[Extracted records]
────────────────

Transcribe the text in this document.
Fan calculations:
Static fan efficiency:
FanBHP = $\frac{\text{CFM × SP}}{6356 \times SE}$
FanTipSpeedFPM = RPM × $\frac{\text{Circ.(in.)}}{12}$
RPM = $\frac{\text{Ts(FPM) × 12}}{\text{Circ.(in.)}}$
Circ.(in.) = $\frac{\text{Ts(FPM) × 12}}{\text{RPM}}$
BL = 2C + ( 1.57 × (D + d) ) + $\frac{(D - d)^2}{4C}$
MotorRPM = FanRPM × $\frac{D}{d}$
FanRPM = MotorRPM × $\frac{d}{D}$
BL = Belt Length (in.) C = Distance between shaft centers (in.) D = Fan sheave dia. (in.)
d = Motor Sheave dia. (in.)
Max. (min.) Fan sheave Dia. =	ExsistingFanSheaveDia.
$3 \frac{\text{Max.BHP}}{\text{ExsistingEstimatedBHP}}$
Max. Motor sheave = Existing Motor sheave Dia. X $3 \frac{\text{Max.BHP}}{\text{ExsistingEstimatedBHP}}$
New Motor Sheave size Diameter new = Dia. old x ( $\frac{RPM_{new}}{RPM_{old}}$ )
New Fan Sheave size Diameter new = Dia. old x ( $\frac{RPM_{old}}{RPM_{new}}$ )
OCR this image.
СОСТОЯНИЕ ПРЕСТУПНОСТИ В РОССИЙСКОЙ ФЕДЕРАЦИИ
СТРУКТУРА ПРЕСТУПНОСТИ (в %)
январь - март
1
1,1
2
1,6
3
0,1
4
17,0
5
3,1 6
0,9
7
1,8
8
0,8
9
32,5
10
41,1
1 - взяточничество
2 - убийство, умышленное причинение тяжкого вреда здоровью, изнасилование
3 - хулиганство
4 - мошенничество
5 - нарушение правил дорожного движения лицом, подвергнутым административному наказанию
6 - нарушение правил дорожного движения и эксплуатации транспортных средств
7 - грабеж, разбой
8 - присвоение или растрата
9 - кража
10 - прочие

────────────────

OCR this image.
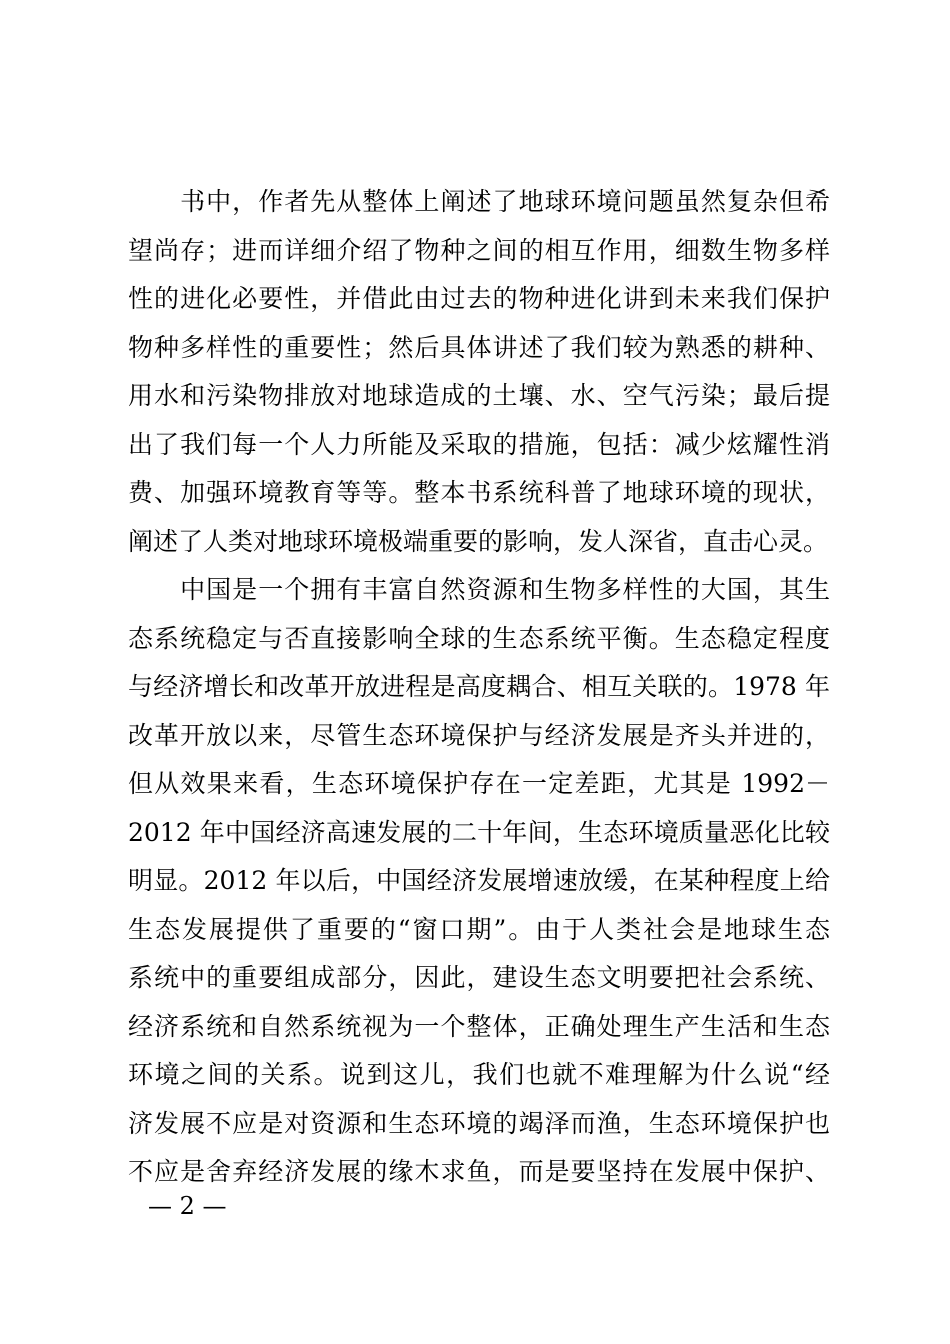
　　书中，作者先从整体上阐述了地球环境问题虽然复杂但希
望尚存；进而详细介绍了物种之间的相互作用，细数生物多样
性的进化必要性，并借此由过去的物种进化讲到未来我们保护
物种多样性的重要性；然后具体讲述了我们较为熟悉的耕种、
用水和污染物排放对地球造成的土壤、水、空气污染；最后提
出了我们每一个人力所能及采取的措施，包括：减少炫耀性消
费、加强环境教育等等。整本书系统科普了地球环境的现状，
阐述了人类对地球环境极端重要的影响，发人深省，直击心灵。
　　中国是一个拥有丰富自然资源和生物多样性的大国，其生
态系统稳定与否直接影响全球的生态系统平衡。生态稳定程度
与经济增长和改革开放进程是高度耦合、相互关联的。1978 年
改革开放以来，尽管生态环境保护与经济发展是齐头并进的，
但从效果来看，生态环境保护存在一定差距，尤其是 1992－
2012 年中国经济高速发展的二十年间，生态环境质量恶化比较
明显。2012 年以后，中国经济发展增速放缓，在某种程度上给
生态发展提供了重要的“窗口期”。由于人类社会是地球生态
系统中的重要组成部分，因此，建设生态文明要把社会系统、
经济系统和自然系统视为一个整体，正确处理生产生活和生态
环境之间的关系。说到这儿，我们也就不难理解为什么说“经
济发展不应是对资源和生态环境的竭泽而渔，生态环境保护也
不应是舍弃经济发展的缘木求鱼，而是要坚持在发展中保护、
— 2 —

────────────────

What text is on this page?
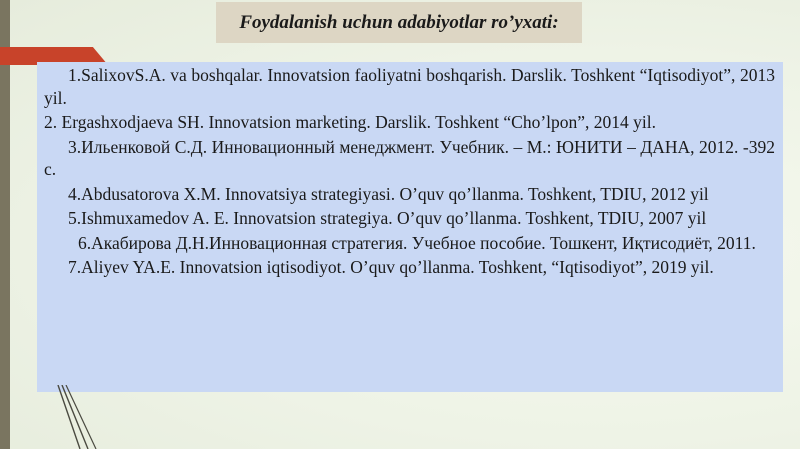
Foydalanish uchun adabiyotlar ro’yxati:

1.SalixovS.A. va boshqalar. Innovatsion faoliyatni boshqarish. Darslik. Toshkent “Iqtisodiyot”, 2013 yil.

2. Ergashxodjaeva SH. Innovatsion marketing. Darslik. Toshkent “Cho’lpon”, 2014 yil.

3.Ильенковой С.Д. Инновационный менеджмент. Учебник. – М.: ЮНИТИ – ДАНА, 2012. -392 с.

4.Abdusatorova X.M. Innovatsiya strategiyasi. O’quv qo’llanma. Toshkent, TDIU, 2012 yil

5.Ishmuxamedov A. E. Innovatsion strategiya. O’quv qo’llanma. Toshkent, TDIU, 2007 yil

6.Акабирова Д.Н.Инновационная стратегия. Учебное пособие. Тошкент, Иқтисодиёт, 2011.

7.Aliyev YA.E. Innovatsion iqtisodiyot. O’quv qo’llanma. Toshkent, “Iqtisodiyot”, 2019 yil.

────────────────

## WHAT YOU HAVE TO DO
Locate the word "Iqtisodiyot" in the data above. Copy every line carrying it.

## COMPLETE RESPONSE
1.SalixovS.A. va boshqalar. Innovatsion faoliyatni boshqarish. Darslik. Toshkent “Iqtisodiyot”, 2013 yil.
7.Aliyev YA.E. Innovatsion iqtisodiyot. O’quv qo’llanma. Toshkent, “Iqtisodiyot”, 2019 yil.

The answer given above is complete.